**To do:** Look for the string "Bias" in the lines and copy each line that has it.

━━━ Supplied data ━━━

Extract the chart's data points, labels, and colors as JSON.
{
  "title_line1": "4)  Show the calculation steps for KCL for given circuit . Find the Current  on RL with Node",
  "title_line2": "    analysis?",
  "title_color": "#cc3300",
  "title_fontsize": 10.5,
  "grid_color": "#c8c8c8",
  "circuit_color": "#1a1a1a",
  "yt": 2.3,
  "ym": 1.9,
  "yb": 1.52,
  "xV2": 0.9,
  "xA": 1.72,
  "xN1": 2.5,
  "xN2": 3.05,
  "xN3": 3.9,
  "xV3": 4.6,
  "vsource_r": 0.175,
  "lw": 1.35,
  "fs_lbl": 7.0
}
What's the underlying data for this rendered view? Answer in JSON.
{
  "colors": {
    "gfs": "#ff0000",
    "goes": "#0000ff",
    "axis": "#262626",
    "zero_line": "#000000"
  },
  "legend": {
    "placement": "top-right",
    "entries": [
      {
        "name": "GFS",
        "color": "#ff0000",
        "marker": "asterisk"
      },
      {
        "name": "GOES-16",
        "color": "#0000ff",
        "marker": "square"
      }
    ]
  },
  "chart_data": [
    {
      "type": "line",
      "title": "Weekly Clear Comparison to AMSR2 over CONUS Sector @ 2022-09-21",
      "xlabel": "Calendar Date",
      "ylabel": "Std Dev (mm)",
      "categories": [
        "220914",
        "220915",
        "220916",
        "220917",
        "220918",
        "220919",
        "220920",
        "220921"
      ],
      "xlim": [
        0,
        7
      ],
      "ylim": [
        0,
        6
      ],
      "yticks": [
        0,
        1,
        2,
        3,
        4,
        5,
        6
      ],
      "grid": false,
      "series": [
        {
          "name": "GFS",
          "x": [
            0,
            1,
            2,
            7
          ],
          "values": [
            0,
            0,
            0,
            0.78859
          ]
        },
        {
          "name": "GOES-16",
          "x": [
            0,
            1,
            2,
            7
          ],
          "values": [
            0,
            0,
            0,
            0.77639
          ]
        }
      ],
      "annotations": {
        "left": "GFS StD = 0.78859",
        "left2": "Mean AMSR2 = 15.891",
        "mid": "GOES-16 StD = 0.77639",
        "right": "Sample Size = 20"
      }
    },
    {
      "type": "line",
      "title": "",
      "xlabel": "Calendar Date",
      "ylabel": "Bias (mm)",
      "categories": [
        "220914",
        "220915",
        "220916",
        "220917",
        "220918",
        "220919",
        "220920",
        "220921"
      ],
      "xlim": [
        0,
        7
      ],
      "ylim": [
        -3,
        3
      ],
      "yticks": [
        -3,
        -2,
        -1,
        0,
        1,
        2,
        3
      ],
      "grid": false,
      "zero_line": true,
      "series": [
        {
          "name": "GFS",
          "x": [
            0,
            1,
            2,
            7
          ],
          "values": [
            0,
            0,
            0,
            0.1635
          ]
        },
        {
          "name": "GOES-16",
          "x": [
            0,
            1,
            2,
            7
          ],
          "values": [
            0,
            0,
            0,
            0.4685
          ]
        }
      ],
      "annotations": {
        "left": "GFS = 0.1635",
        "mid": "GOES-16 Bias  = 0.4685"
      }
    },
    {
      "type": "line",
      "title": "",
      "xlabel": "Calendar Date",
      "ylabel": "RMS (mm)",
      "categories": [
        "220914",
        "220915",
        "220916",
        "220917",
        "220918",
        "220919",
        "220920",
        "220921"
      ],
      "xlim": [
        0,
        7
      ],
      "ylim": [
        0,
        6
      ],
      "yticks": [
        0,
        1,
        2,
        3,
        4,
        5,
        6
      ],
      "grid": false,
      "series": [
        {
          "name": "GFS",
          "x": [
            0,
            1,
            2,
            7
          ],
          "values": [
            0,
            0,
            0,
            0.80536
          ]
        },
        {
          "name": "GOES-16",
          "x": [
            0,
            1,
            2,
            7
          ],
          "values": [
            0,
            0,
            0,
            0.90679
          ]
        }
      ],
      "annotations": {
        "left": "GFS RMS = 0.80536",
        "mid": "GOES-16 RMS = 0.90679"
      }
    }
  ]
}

━━━

**Solution for this exercise:**
      "ylabel": "Bias (mm)",
        "mid": "GOES-16 Bias  = 0.4685"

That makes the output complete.